- [EXERCISE TASK] Write out all of the data without omission, exactly as shown.

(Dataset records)
□ □ □ □ □ □ □

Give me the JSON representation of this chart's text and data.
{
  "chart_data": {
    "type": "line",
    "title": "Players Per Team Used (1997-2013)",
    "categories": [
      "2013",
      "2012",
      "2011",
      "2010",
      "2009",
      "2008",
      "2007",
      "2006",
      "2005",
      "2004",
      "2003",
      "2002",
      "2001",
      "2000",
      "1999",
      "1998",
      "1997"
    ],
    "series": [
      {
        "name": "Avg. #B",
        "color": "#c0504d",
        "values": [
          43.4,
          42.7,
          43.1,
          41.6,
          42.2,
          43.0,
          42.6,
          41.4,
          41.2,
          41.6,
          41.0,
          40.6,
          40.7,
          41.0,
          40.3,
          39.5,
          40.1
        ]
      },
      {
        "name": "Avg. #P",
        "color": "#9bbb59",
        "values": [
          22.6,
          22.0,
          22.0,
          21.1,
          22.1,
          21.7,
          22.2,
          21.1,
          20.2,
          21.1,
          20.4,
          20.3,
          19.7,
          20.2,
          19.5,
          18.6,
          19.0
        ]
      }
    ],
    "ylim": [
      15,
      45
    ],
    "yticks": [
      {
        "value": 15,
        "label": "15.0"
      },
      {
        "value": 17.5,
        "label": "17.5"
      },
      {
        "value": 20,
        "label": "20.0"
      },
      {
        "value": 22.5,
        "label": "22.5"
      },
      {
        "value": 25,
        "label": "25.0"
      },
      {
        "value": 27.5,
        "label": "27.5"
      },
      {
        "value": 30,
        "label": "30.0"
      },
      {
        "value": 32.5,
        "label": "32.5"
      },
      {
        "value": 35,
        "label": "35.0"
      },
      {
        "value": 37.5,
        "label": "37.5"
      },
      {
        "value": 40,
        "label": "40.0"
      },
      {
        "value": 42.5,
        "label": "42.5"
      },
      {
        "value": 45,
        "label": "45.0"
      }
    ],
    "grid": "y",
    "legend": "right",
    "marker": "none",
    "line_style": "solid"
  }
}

□ □ □ □ □ □ □

- [COMPLETE OUTPUT]
Give me the JSON representation of this chart's text and data.
{
  "chart_data": {
    "type": "line",
    "title": "Players Per Team Used (1997-2013)",
    "categories": [
      "2013",
      "2012",
      "2011",
      "2010",
      "2009",
      "2008",
      "2007",
      "2006",
      "2005",
      "2004",
      "2003",
      "2002",
      "2001",
      "2000",
      "1999",
      "1998",
      "1997"
    ],
    "series": [
      {
        "name": "Avg. #B",
        "color": "#c0504d",
        "values": [
          43.4,
          42.7,
          43.1,
          41.6,
          42.2,
          43.0,
          42.6,
          41.4,
          41.2,
          41.6,
          41.0,
          40.6,
          40.7,
          41.0,
          40.3,
          39.5,
          40.1
        ]
      },
      {
        "name": "Avg. #P",
        "color": "#9bbb59",
        "values": [
          22.6,
          22.0,
          22.0,
          21.1,
          22.1,
          21.7,
          22.2,
          21.1,
          20.2,
          21.1,
          20.4,
          20.3,
          19.7,
          20.2,
          19.5,
          18.6,
          19.0
        ]
      }
    ],
    "ylim": [
      15,
      45
    ],
    "yticks": [
      {
        "value": 15,
        "label": "15.0"
      },
      {
        "value": 17.5,
        "label": "17.5"
      },
      {
        "value": 20,
        "label": "20.0"
      },
      {
        "value": 22.5,
        "label": "22.5"
      },
      {
        "value": 25,
        "label": "25.0"
      },
      {
        "value": 27.5,
        "label": "27.5"
      },
      {
        "value": 30,
        "label": "30.0"
      },
      {
        "value": 32.5,
        "label": "32.5"
      },
      {
        "value": 35,
        "label": "35.0"
      },
      {
        "value": 37.5,
        "label": "37.5"
      },
      {
        "value": 40,
        "label": "40.0"
      },
      {
        "value": 42.5,
        "label": "42.5"
      },
      {
        "value": 45,
        "label": "45.0"
      }
    ],
    "grid": "y",
    "legend": "right",
    "marker": "none",
    "line_style": "solid"
  }
}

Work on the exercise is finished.